> **Source material**:
--

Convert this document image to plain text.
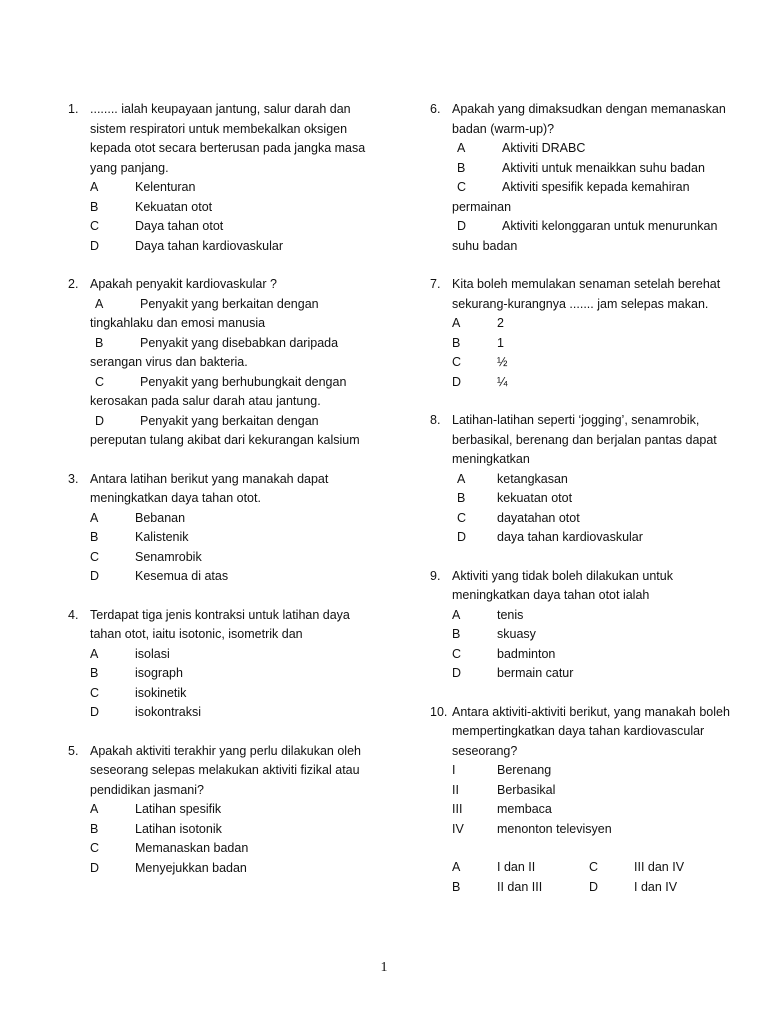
1. ........ ialah keupayaan jantung, salur darah dan sistem respiratori untuk membekalkan oksigen kepada otot secara berterusan pada jangka masa yang panjang.
A	Kelenturan
B	Kekuatan otot
C	Daya tahan otot
D	Daya tahan kardiovaskular
2. Apakah penyakit kardiovaskular ?
A	Penyakit yang berkaitan dengan tingkahlaku dan emosi manusia
B	Penyakit yang disebabkan daripada serangan virus dan bakteria.
C	Penyakit yang berhubungkait dengan kerosakan pada salur darah atau jantung.
D	Penyakit yang berkaitan dengan pereputan tulang akibat dari kekurangan kalsium
3. Antara latihan berikut yang manakah dapat meningkatkan daya tahan otot.
A	Bebanan
B	Kalistenik
C	Senamrobik
D	Kesemua di atas
4. Terdapat tiga jenis kontraksi untuk latihan daya tahan otot, iaitu isotonic, isometrik dan
A	isolasi
B	isograph
C	isokinetik
D	isokontraksi
5. Apakah aktiviti terakhir yang perlu dilakukan oleh seseorang selepas melakukan aktiviti fizikal atau pendidikan jasmani?
A	Latihan spesifik
B	Latihan isotonik
C	Memanaskan badan
D	Menyejukkan badan
6. Apakah yang dimaksudkan dengan memanaskan badan (warm-up)?
A	Aktiviti DRABC
B	Aktiviti untuk menaikkan suhu badan
C	Aktiviti spesifik kepada kemahiran permainan
D	Aktiviti kelonggaran untuk menurunkan suhu badan
7. Kita boleh memulakan senaman setelah berehat sekurang-kurangnya ....... jam selepas makan.
A	2
B	1
C	½
D	¼
8. Latihan-latihan seperti ‘jogging’, senamrobik, berbasikal, berenang dan berjalan pantas dapat meningkatkan
A	ketangkasan
B	kekuatan otot
C	dayatahan otot
D	daya tahan kardiovaskular
9. Aktiviti yang tidak boleh dilakukan untuk meningkatkan daya tahan otot ialah
A	tenis
B	skuasy
C	badminton
D	bermain catur
10. Antara aktiviti-aktiviti berikut, yang manakah boleh mempertingkatkan daya tahan kardiovascular seseorang?
I	Berenang
II	Berbasikal
III	membaca
IV	menonton televisyen
A	I dan II	C	III dan IV
B	II dan III	D	I dan IV
1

--

> **Your objective**: What lines in the material above hold the string "darah"? List them.

> **Solution to this problem**:
1. ........ ialah keupayaan jantung, salur darah dan sistem respiratori untuk membekalkan oksigen kepada otot secara berterusan pada jangka masa yang panjang.
C	Penyakit yang berhubungkait dengan kerosakan pada salur darah atau jantung.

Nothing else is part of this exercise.